• [Supplied records]
#####

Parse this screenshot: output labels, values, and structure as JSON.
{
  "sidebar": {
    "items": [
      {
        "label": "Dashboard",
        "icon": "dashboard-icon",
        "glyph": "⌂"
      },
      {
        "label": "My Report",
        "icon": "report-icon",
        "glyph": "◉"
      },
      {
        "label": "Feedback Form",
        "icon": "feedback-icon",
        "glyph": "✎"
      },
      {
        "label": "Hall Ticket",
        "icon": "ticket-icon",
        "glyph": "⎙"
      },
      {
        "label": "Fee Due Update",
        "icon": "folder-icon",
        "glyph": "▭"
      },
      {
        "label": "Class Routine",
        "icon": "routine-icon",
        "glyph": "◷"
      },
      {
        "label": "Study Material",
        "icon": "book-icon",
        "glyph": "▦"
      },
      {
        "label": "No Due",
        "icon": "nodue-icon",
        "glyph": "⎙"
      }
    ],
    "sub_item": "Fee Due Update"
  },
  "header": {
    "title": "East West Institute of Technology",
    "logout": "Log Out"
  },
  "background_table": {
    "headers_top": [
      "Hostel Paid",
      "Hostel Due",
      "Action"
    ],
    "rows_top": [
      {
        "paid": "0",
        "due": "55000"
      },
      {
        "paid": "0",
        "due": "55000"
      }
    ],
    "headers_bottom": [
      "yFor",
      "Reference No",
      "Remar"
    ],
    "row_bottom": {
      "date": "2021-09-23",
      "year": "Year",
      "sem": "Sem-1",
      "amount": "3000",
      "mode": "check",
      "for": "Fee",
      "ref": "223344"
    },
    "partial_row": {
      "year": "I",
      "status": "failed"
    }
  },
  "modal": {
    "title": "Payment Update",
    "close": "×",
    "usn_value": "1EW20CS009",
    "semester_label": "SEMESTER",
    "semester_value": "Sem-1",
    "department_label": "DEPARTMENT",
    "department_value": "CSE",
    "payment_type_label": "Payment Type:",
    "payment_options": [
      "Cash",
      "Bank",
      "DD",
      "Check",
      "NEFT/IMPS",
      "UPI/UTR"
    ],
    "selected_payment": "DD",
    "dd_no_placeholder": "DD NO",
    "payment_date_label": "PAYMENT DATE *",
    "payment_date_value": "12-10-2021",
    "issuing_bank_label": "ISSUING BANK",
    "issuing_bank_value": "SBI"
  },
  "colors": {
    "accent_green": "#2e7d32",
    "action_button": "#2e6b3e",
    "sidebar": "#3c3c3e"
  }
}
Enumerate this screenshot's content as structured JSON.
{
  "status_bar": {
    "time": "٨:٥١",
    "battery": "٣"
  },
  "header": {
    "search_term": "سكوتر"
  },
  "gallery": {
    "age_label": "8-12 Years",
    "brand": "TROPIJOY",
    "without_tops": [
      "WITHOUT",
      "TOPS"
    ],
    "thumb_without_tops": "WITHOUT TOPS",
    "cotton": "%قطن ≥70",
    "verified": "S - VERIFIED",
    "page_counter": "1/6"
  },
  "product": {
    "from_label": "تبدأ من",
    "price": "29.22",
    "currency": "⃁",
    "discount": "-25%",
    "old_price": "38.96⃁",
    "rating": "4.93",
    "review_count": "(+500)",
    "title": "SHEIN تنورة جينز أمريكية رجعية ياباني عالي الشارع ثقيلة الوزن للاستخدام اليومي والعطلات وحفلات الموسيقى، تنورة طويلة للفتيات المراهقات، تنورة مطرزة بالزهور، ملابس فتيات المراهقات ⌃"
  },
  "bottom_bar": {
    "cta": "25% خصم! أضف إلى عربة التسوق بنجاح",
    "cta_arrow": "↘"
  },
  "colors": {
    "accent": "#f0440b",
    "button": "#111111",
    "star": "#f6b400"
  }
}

#####

• [Task requirements] Give an exact repetition of all the material.

• [The reply]
Parse this screenshot: output labels, values, and structure as JSON.
{
  "sidebar": {
    "items": [
      {
        "label": "Dashboard",
        "icon": "dashboard-icon",
        "glyph": "⌂"
      },
      {
        "label": "My Report",
        "icon": "report-icon",
        "glyph": "◉"
      },
      {
        "label": "Feedback Form",
        "icon": "feedback-icon",
        "glyph": "✎"
      },
      {
        "label": "Hall Ticket",
        "icon": "ticket-icon",
        "glyph": "⎙"
      },
      {
        "label": "Fee Due Update",
        "icon": "folder-icon",
        "glyph": "▭"
      },
      {
        "label": "Class Routine",
        "icon": "routine-icon",
        "glyph": "◷"
      },
      {
        "label": "Study Material",
        "icon": "book-icon",
        "glyph": "▦"
      },
      {
        "label": "No Due",
        "icon": "nodue-icon",
        "glyph": "⎙"
      }
    ],
    "sub_item": "Fee Due Update"
  },
  "header": {
    "title": "East West Institute of Technology",
    "logout": "Log Out"
  },
  "background_table": {
    "headers_top": [
      "Hostel Paid",
      "Hostel Due",
      "Action"
    ],
    "rows_top": [
      {
        "paid": "0",
        "due": "55000"
      },
      {
        "paid": "0",
        "due": "55000"
      }
    ],
    "headers_bottom": [
      "yFor",
      "Reference No",
      "Remar"
    ],
    "row_bottom": {
      "date": "2021-09-23",
      "year": "Year",
      "sem": "Sem-1",
      "amount": "3000",
      "mode": "check",
      "for": "Fee",
      "ref": "223344"
    },
    "partial_row": {
      "year": "I",
      "status": "failed"
    }
  },
  "modal": {
    "title": "Payment Update",
    "close": "×",
    "usn_value": "1EW20CS009",
    "semester_label": "SEMESTER",
    "semester_value": "Sem-1",
    "department_label": "DEPARTMENT",
    "department_value": "CSE",
    "payment_type_label": "Payment Type:",
    "payment_options": [
      "Cash",
      "Bank",
      "DD",
      "Check",
      "NEFT/IMPS",
      "UPI/UTR"
    ],
    "selected_payment": "DD",
    "dd_no_placeholder": "DD NO",
    "payment_date_label": "PAYMENT DATE *",
    "payment_date_value": "12-10-2021",
    "issuing_bank_label": "ISSUING BANK",
    "issuing_bank_value": "SBI"
  },
  "colors": {
    "accent_green": "#2e7d32",
    "action_button": "#2e6b3e",
    "sidebar": "#3c3c3e"
  }
}
Enumerate this screenshot's content as structured JSON.
{
  "status_bar": {
    "time": "٨:٥١",
    "battery": "٣"
  },
  "header": {
    "search_term": "سكوتر"
  },
  "gallery": {
    "age_label": "8-12 Years",
    "brand": "TROPIJOY",
    "without_tops": [
      "WITHOUT",
      "TOPS"
    ],
    "thumb_without_tops": "WITHOUT TOPS",
    "cotton": "%قطن ≥70",
    "verified": "S - VERIFIED",
    "page_counter": "1/6"
  },
  "product": {
    "from_label": "تبدأ من",
    "price": "29.22",
    "currency": "⃁",
    "discount": "-25%",
    "old_price": "38.96⃁",
    "rating": "4.93",
    "review_count": "(+500)",
    "title": "SHEIN تنورة جينز أمريكية رجعية ياباني عالي الشارع ثقيلة الوزن للاستخدام اليومي والعطلات وحفلات الموسيقى، تنورة طويلة للفتيات المراهقات، تنورة مطرزة بالزهور، ملابس فتيات المراهقات ⌃"
  },
  "bottom_bar": {
    "cta": "25% خصم! أضف إلى عربة التسوق بنجاح",
    "cta_arrow": "↘"
  },
  "colors": {
    "accent": "#f0440b",
    "button": "#111111",
    "star": "#f6b400"
  }
}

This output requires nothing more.